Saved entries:
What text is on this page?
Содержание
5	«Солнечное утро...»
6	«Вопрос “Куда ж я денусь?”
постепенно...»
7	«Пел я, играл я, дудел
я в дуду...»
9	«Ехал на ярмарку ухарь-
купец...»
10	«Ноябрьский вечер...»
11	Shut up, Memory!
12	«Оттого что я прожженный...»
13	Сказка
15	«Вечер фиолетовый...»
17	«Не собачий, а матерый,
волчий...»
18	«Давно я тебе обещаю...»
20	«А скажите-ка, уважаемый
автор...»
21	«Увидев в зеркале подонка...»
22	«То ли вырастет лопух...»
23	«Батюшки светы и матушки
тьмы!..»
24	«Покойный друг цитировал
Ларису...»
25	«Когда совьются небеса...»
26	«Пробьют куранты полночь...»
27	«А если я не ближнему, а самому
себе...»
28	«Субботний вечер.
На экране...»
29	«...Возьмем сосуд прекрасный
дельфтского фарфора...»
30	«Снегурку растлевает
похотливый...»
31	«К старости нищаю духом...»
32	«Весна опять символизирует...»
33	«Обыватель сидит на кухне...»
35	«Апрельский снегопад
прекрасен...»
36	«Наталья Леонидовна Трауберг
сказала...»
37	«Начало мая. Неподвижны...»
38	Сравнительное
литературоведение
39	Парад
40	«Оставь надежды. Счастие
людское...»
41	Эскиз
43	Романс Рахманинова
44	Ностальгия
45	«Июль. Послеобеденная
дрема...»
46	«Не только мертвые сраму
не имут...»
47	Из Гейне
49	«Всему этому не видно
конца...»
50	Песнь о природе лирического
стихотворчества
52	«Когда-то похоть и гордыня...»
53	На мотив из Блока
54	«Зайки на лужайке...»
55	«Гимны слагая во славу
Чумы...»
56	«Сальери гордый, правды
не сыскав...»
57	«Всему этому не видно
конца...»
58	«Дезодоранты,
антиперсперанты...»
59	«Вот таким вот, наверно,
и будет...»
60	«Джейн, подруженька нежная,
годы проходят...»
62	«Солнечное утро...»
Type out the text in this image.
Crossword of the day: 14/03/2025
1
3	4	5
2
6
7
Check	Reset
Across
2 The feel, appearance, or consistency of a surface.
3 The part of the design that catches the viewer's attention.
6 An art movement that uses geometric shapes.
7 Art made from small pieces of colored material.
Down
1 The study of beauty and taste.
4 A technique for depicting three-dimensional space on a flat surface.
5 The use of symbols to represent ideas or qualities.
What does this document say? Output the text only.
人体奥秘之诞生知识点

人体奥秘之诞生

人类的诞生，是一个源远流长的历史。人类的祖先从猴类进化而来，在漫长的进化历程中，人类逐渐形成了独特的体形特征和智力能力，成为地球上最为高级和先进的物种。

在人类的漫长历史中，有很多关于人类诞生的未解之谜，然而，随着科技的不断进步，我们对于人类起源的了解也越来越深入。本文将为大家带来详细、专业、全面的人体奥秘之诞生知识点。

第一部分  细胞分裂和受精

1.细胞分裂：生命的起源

- _What to produce_: Pull out all lines from the entries above in which the word "Когда" appears.

- _Solved exercise_:
25	«Когда совьются небеса...»
52	«Когда-то похоть и гордыня...»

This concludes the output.